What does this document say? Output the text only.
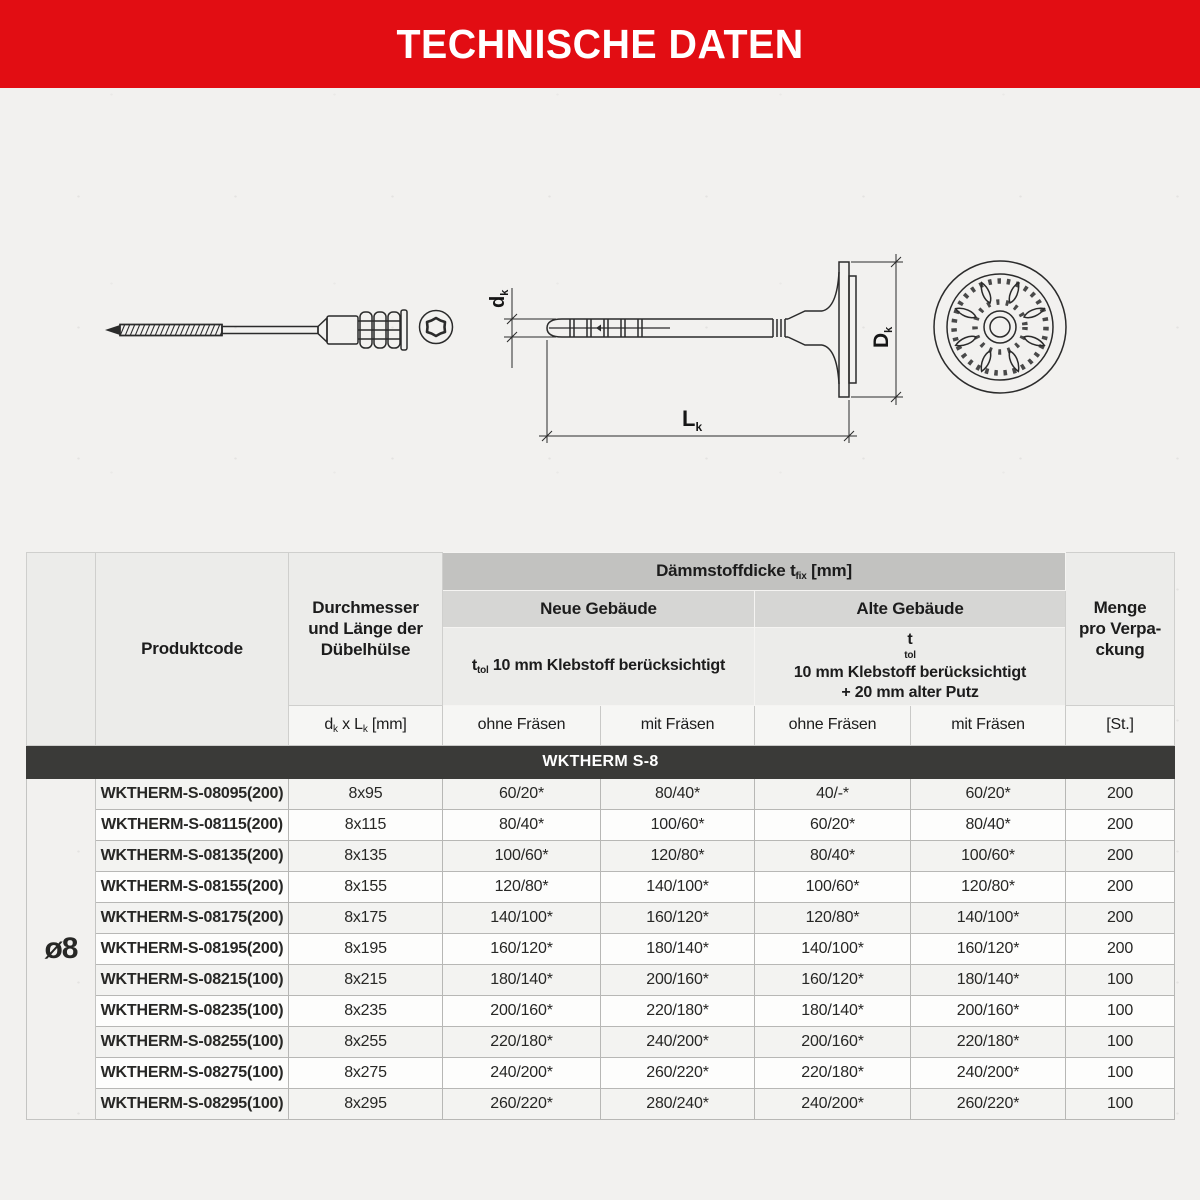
TECHNISCHE DATEN
$d_k$
Dk
$L_k$
	Produktcode	Durchmesser
und Länge der
Dübelhülse	Dämmstoffdicke $t_{fix}$ [mm]				Menge
pro Verpa-
ckung

			Neue Gebäude		Alte Gebäude		
			$t_{tol}$ 10 mm Klebstoff berücksichtigt		t
tol
10 mm Klebstoff berücksichtigt
+ 20 mm alter Putz		

		$d_k$ x $L_k$ [mm]	ohne Fräsen	mit Fräsen	ohne Fräsen	mit Fräsen	[St.]
WKTHERM S-8							
ø8	WKTHERM-S-08095(200)	8x95	60/20*	80/40*	40/-*	60/20*	200
	WKTHERM-S-08115(200)	8x115	80/40*	100/60*	60/20*	80/40*	200
	WKTHERM-S-08135(200)	8x135	100/60*	120/80*	80/40*	100/60*	200
	WKTHERM-S-08155(200)	8x155	120/80*	140/100*	100/60*	120/80*	200
	WKTHERM-S-08175(200)	8x175	140/100*	160/120*	120/80*	140/100*	200
	WKTHERM-S-08195(200)	8x195	160/120*	180/140*	140/100*	160/120*	200
	WKTHERM-S-08215(100)	8x215	180/140*	200/160*	160/120*	180/140*	100
	WKTHERM-S-08235(100)	8x235	200/160*	220/180*	180/140*	200/160*	100
	WKTHERM-S-08255(100)	8x255	220/180*	240/200*	200/160*	220/180*	100
	WKTHERM-S-08275(100)	8x275	240/200*	260/220*	220/180*	240/200*	100
	WKTHERM-S-08295(100)	8x295	260/220*	280/240*	240/200*	260/220*	100
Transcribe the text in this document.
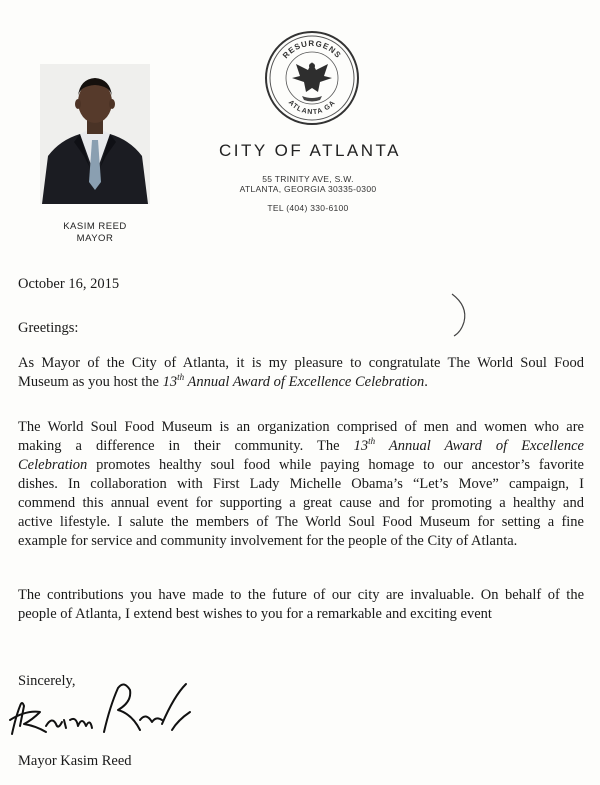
KASIM REED
MAYOR
RESURGENS
ATLANTA GA
CITY OF ATLANTA
55 TRINITY AVE, S.W.
ATLANTA, GEORGIA 30335-0300
TEL (404) 330-6100
October 16, 2015
Greetings:
As Mayor of the City of Atlanta, it is my pleasure to congratulate The World Soul Food
Museum as you host the 13th Annual Award of Excellence Celebration.
The World Soul Food Museum is an organization comprised of men and women who are
making a difference in their community. The 13th Annual Award of Excellence
Celebration promotes healthy soul food while paying homage to our ancestor’s favorite
dishes. In collaboration with First Lady Michelle Obama’s “Let’s Move” campaign, I
commend this annual event for supporting a great cause and for promoting a healthy and
active lifestyle. I salute the members of The World Soul Food Museum for setting a fine
example for service and community involvement for the people of the City of Atlanta.
The contributions you have made to the future of our city are invaluable. On behalf of the
people of Atlanta, I extend best wishes to you for a remarkable and exciting event
Sincerely,
Mayor Kasim Reed
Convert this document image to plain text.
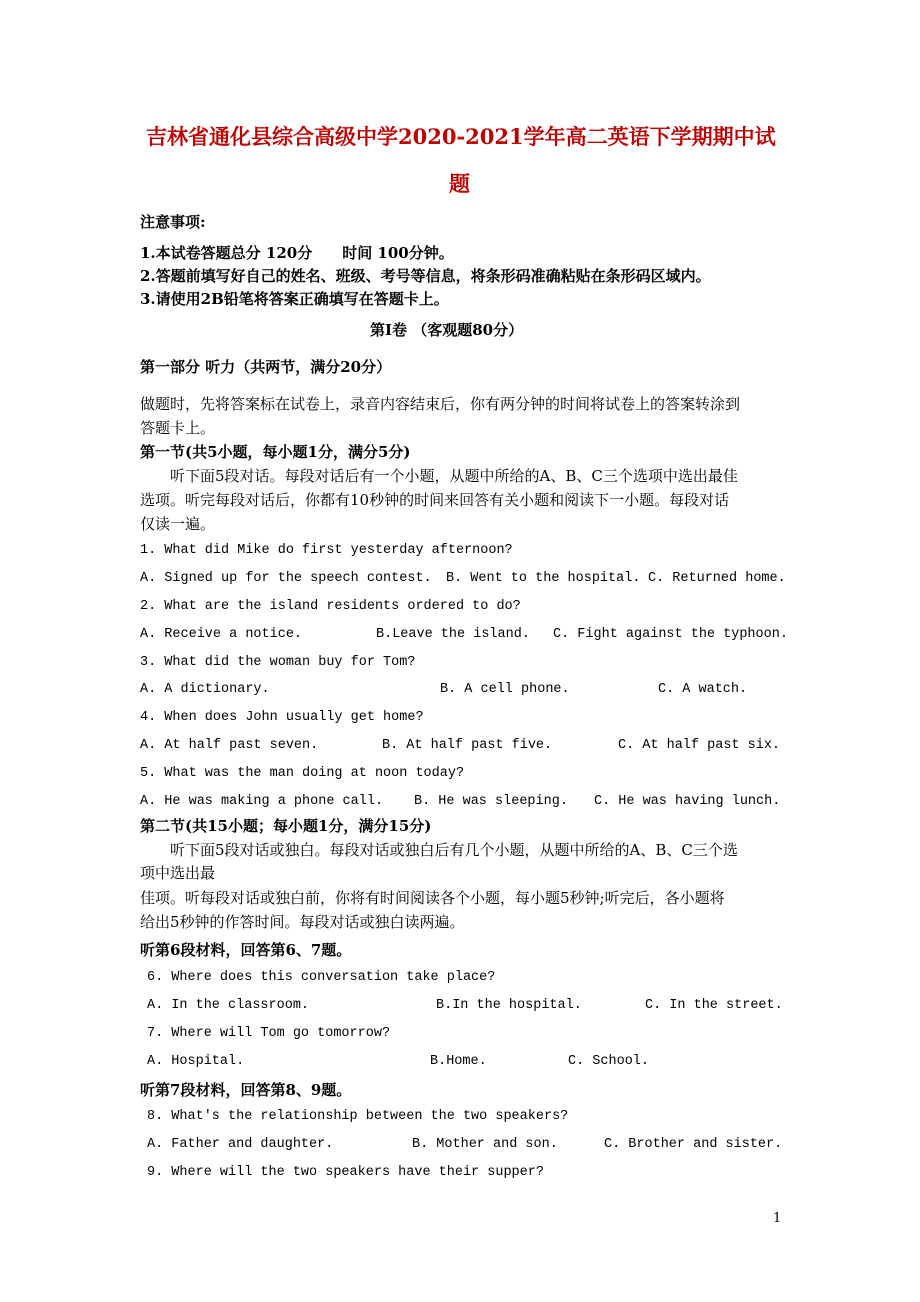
吉林省通化县综合高级中学2020-2021学年高二英语下学期期中试
题
注意事项:
1.本试卷答题总分 120分　　时间 100分钟。
2.答题前填写好自己的姓名、班级、考号等信息，将条形码准确粘贴在条形码区域内。
3.请使用2B铅笔将答案正确填写在答题卡上。
第Ⅰ卷 （客观题80分）
第一部分 听力（共两节，满分20分）
做题时，先将答案标在试卷上，录音内容结束后，你有两分钟的时间将试卷上的答案转涂到
答题卡上。
第一节(共5小题，每小题1分，满分5分)
　　听下面5段对话。每段对话后有一个小题，从题中所给的A、B、C三个选项中选出最佳
选项。听完每段对话后，你都有10秒钟的时间来回答有关小题和阅读下一小题。每段对话
仅读一遍。
1. What did Mike do first yesterday afternoon?
A. Signed up for the speech contest. B. Went to the hospital. C. Returned home.
2. What are the island residents ordered to do?
A. Receive a notice.	B.Leave the island. C. Fight against the typhoon.
3. What did the woman buy for Tom?
A. A dictionary.	B. A cell phone.	C. A watch.
4. When does John usually get home?
A. At half past seven.	B. At half past five.	C. At half past six.
5. What was the man doing at noon today?
A. He was making a phone call. B. He was sleeping. C. He was having lunch.
第二节(共15小题；每小题1分，满分15分)
　　听下面5段对话或独白。每段对话或独白后有几个小题，从题中所给的A、B、C三个选
项中选出最
佳项。听每段对话或独白前，你将有时间阅读各个小题，每小题5秒钟;听完后，各小题将
给出5秒钟的作答时间。每段对话或独白读两遍。
听第6段材料，回答第6、7题。
6. Where does this conversation take place?
A. In the classroom.	B.In the hospital.	C. In the street.
7. Where will Tom go tomorrow?
A. Hospital.	B.Home.	C. School.
听第7段材料，回答第8、9题。
8. What's the relationship between the two speakers?
A. Father and daughter.	B. Mother and son.	C. Brother and sister.
9. Where will the two speakers have their supper?
1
++++++
WHAT YOU NEED TO DO:
Will you restate every entry word for word and omit the images?

ANSWER BELOW:
What does this document say? Output the text only.
TECHNISCHE DATEN
$d_k$
Dk
$L_k$
	Produktcode	Durchmesser
und Länge der
Dübelhülse	Dämmstoffdicke $t_{fix}$ [mm]				Menge
pro Verpa-
ckung

			Neue Gebäude		Alte Gebäude		
			$t_{tol}$ 10 mm Klebstoff berücksichtigt		t
tol
10 mm Klebstoff berücksichtigt
+ 20 mm alter Putz		

		$d_k$ x $L_k$ [mm]	ohne Fräsen	mit Fräsen	ohne Fräsen	mit Fräsen	[St.]
WKTHERM S-8							
ø8	WKTHERM-S-08095(200)	8x95	60/20*	80/40*	40/-*	60/20*	200
	WKTHERM-S-08115(200)	8x115	80/40*	100/60*	60/20*	80/40*	200
	WKTHERM-S-08135(200)	8x135	100/60*	120/80*	80/40*	100/60*	200
	WKTHERM-S-08155(200)	8x155	120/80*	140/100*	100/60*	120/80*	200
	WKTHERM-S-08175(200)	8x175	140/100*	160/120*	120/80*	140/100*	200
	WKTHERM-S-08195(200)	8x195	160/120*	180/140*	140/100*	160/120*	200
	WKTHERM-S-08215(100)	8x215	180/140*	200/160*	160/120*	180/140*	100
	WKTHERM-S-08235(100)	8x235	200/160*	220/180*	180/140*	200/160*	100
	WKTHERM-S-08255(100)	8x255	220/180*	240/200*	200/160*	220/180*	100
	WKTHERM-S-08275(100)	8x275	240/200*	260/220*	220/180*	240/200*	100
	WKTHERM-S-08295(100)	8x295	260/220*	280/240*	240/200*	260/220*	100
Transcribe the text in this document.
KASIM REED
MAYOR
RESURGENS
ATLANTA GA
CITY OF ATLANTA
55 TRINITY AVE, S.W.
ATLANTA, GEORGIA 30335-0300
TEL (404) 330-6100
October 16, 2015
Greetings:
As Mayor of the City of Atlanta, it is my pleasure to congratulate The World Soul Food
Museum as you host the 13th Annual Award of Excellence Celebration.
The World Soul Food Museum is an organization comprised of men and women who are
making a difference in their community. The 13th Annual Award of Excellence
Celebration promotes healthy soul food while paying homage to our ancestor’s favorite
dishes. In collaboration with First Lady Michelle Obama’s “Let’s Move” campaign, I
commend this annual event for supporting a great cause and for promoting a healthy and
active lifestyle. I salute the members of The World Soul Food Museum for setting a fine
example for service and community involvement for the people of the City of Atlanta.
The contributions you have made to the future of our city are invaluable. On behalf of the
people of Atlanta, I extend best wishes to you for a remarkable and exciting event
Sincerely,
Mayor Kasim Reed
Convert this document image to plain text.
吉林省通化县综合高级中学2020-2021学年高二英语下学期期中试
题
注意事项:
1.本试卷答题总分 120分　　时间 100分钟。
2.答题前填写好自己的姓名、班级、考号等信息，将条形码准确粘贴在条形码区域内。
3.请使用2B铅笔将答案正确填写在答题卡上。
第Ⅰ卷 （客观题80分）
第一部分 听力（共两节，满分20分）
做题时，先将答案标在试卷上，录音内容结束后，你有两分钟的时间将试卷上的答案转涂到
答题卡上。
第一节(共5小题，每小题1分，满分5分)
　　听下面5段对话。每段对话后有一个小题，从题中所给的A、B、C三个选项中选出最佳
选项。听完每段对话后，你都有10秒钟的时间来回答有关小题和阅读下一小题。每段对话
仅读一遍。
1. What did Mike do first yesterday afternoon?
A. Signed up for the speech contest. B. Went to the hospital. C. Returned home.
2. What are the island residents ordered to do?
A. Receive a notice.	B.Leave the island. C. Fight against the typhoon.
3. What did the woman buy for Tom?
A. A dictionary.	B. A cell phone.	C. A watch.
4. When does John usually get home?
A. At half past seven.	B. At half past five.	C. At half past six.
5. What was the man doing at noon today?
A. He was making a phone call. B. He was sleeping. C. He was having lunch.
第二节(共15小题；每小题1分，满分15分)
　　听下面5段对话或独白。每段对话或独白后有几个小题，从题中所给的A、B、C三个选
项中选出最
佳项。听每段对话或独白前，你将有时间阅读各个小题，每小题5秒钟;听完后，各小题将
给出5秒钟的作答时间。每段对话或独白读两遍。
听第6段材料，回答第6、7题。
6. Where does this conversation take place?
A. In the classroom.	B.In the hospital.	C. In the street.
7. Where will Tom go tomorrow?
A. Hospital.	B.Home.	C. School.
听第7段材料，回答第8、9题。
8. What's the relationship between the two speakers?
A. Father and daughter.	B. Mother and son.	C. Brother and sister.
9. Where will the two speakers have their supper?
1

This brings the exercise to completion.